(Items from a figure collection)
--- START ---

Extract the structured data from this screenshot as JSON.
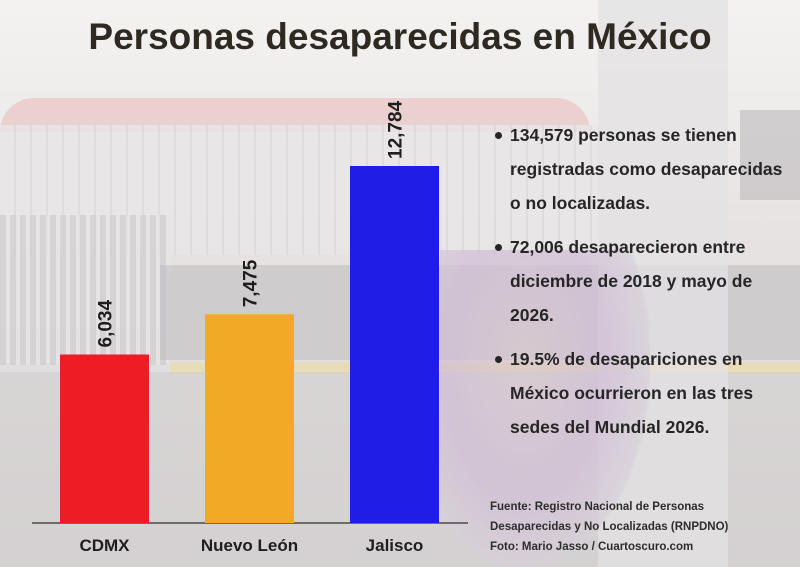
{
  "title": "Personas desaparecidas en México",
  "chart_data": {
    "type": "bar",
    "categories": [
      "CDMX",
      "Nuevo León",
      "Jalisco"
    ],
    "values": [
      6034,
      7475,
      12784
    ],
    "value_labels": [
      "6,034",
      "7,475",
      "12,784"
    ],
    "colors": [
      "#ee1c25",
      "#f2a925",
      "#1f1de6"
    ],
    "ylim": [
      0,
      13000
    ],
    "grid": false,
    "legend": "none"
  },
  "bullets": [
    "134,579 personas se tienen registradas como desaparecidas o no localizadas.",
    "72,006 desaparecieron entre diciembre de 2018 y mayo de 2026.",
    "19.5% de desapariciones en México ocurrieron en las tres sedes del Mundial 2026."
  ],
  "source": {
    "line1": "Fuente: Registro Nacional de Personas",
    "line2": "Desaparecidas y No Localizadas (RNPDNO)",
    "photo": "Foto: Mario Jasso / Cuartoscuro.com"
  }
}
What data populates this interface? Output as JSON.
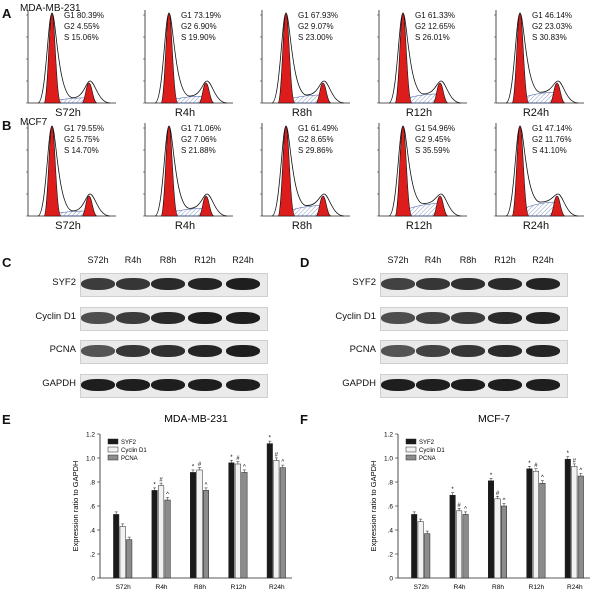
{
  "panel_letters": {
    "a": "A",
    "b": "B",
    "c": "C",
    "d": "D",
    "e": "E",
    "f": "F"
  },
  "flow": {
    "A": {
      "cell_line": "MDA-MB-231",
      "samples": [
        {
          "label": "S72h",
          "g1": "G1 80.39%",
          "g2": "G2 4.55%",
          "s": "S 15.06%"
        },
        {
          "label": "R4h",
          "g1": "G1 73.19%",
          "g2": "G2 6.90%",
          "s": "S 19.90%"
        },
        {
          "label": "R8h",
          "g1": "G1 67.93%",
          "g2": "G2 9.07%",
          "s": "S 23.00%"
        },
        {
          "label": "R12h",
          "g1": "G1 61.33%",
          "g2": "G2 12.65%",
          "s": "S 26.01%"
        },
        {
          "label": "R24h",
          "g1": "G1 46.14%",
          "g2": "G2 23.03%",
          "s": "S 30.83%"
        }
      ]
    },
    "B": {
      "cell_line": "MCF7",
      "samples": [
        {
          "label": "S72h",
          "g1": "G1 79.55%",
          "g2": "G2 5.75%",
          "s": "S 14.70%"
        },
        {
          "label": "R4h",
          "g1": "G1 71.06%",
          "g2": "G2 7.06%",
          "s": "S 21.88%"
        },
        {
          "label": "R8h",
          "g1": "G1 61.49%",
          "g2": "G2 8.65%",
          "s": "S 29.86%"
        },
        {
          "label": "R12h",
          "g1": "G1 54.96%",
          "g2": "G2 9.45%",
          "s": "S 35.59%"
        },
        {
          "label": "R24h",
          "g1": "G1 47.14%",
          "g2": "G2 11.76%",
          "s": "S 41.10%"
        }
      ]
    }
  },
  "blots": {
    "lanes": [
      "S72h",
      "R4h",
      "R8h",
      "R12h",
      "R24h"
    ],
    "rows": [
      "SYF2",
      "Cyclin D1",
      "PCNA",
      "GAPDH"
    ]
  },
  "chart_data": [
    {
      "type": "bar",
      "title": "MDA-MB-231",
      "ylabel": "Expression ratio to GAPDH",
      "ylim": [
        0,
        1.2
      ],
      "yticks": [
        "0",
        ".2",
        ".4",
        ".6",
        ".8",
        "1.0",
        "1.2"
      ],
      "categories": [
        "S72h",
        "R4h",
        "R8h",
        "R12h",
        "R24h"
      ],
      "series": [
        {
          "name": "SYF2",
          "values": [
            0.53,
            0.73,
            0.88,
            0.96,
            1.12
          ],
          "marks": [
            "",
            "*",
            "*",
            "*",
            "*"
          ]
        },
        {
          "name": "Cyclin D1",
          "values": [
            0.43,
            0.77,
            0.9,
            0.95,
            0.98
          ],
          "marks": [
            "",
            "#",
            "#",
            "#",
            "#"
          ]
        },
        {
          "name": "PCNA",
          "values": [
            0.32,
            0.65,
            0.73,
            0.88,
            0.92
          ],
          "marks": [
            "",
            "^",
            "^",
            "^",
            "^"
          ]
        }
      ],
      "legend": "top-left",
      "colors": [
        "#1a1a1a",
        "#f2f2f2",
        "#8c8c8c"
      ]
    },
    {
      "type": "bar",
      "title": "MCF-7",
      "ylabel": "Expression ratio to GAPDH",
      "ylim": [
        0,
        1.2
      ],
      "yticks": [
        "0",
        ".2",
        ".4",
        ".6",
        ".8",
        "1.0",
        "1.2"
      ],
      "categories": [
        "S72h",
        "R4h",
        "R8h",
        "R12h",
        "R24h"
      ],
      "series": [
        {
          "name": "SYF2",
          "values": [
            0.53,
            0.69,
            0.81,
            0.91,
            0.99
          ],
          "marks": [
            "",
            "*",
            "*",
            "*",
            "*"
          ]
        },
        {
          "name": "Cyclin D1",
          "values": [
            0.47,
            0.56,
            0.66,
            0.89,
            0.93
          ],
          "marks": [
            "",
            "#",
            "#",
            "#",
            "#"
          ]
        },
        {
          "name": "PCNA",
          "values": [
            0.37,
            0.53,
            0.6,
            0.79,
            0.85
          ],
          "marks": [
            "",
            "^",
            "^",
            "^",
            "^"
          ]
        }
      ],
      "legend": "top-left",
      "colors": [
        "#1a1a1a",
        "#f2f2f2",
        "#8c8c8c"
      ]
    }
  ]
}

--- END ---
--- START ---

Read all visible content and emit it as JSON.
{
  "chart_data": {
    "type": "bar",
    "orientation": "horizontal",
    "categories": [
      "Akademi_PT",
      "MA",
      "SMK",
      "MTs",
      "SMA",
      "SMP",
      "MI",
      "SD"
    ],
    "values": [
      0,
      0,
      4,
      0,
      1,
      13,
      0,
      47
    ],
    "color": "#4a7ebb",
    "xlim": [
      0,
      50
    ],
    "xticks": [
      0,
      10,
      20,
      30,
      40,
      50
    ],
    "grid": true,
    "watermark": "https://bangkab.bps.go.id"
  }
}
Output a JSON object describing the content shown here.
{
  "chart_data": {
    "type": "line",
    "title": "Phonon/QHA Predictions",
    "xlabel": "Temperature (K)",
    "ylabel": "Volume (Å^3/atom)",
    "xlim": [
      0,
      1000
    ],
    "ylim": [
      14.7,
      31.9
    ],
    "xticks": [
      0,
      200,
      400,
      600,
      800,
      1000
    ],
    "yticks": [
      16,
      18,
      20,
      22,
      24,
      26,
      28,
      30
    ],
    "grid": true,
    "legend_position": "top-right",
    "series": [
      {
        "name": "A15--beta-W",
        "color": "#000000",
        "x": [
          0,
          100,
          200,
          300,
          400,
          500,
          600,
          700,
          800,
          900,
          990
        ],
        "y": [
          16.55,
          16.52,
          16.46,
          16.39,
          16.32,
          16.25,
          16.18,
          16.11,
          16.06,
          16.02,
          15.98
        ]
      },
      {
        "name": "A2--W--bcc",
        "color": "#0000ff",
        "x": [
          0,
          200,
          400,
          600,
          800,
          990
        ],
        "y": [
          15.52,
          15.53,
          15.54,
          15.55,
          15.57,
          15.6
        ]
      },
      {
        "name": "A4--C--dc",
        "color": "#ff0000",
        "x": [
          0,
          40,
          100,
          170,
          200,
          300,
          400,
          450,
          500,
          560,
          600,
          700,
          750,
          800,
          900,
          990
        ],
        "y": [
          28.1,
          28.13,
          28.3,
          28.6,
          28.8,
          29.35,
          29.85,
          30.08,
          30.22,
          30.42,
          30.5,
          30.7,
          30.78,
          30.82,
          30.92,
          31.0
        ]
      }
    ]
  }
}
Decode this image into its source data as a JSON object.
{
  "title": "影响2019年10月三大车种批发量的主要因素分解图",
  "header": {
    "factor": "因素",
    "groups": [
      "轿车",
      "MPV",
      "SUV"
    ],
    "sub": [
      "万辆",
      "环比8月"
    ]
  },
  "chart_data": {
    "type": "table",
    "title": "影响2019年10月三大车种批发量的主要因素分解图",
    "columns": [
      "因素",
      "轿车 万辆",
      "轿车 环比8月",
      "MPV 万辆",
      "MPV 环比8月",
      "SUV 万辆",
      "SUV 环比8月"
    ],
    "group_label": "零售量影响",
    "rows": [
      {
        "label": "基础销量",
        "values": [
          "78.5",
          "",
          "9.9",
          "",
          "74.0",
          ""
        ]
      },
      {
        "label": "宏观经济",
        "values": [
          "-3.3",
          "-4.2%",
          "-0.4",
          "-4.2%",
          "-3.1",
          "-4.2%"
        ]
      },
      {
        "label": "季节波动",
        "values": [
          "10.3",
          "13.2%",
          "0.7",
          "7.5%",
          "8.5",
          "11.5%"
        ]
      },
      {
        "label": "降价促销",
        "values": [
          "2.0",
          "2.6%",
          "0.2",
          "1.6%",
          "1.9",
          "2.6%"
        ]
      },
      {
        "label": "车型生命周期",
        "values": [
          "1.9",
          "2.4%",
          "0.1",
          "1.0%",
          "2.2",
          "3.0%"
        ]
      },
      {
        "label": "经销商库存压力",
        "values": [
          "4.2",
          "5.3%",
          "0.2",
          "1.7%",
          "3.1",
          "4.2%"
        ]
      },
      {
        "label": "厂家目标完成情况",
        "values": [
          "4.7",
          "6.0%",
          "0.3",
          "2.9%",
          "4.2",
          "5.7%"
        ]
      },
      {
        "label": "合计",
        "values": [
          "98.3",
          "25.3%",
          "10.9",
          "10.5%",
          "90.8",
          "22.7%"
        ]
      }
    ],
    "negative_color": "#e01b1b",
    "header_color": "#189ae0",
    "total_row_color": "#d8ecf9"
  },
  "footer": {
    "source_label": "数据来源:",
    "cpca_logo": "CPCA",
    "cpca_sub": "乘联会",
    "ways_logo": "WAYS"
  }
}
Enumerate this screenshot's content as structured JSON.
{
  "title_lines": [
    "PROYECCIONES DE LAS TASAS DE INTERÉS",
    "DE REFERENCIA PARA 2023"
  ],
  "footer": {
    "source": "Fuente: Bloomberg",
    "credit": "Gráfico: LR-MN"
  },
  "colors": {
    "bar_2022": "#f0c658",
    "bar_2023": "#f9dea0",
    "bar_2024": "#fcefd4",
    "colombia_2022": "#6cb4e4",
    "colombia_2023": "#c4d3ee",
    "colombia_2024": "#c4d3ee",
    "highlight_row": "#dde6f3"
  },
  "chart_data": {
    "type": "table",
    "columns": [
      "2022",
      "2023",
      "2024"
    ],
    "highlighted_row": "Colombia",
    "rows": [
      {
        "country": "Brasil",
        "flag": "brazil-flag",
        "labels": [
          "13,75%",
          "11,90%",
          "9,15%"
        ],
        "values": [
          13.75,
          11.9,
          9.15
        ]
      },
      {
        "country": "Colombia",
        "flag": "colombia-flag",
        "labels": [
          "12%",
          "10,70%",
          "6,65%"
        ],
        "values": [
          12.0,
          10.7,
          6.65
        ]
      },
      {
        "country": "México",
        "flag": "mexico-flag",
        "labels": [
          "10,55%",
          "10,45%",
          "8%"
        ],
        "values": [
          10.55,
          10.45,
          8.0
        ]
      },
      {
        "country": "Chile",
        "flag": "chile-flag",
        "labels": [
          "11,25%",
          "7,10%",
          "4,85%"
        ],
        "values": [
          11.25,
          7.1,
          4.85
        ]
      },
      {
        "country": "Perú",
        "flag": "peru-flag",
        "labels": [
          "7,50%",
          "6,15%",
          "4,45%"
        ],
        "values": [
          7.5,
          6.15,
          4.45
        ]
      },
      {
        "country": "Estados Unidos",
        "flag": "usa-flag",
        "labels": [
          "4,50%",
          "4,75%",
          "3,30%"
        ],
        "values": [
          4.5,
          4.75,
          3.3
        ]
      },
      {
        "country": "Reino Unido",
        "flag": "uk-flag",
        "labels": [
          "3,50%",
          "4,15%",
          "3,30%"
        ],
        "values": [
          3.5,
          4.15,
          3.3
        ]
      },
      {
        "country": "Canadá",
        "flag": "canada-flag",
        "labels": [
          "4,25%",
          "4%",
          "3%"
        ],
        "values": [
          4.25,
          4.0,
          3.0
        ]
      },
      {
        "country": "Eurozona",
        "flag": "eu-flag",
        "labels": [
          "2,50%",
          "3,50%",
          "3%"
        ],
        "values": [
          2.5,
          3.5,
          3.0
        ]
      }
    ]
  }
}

--- END ---

From the listing above, collect each line in which the string "this" appears.

Solution below:
Extract the structured data from this screenshot as JSON.
What data populates this interface? Output as JSON.
Decode this image into its source data as a JSON object.
Enumerate this screenshot's content as structured JSON.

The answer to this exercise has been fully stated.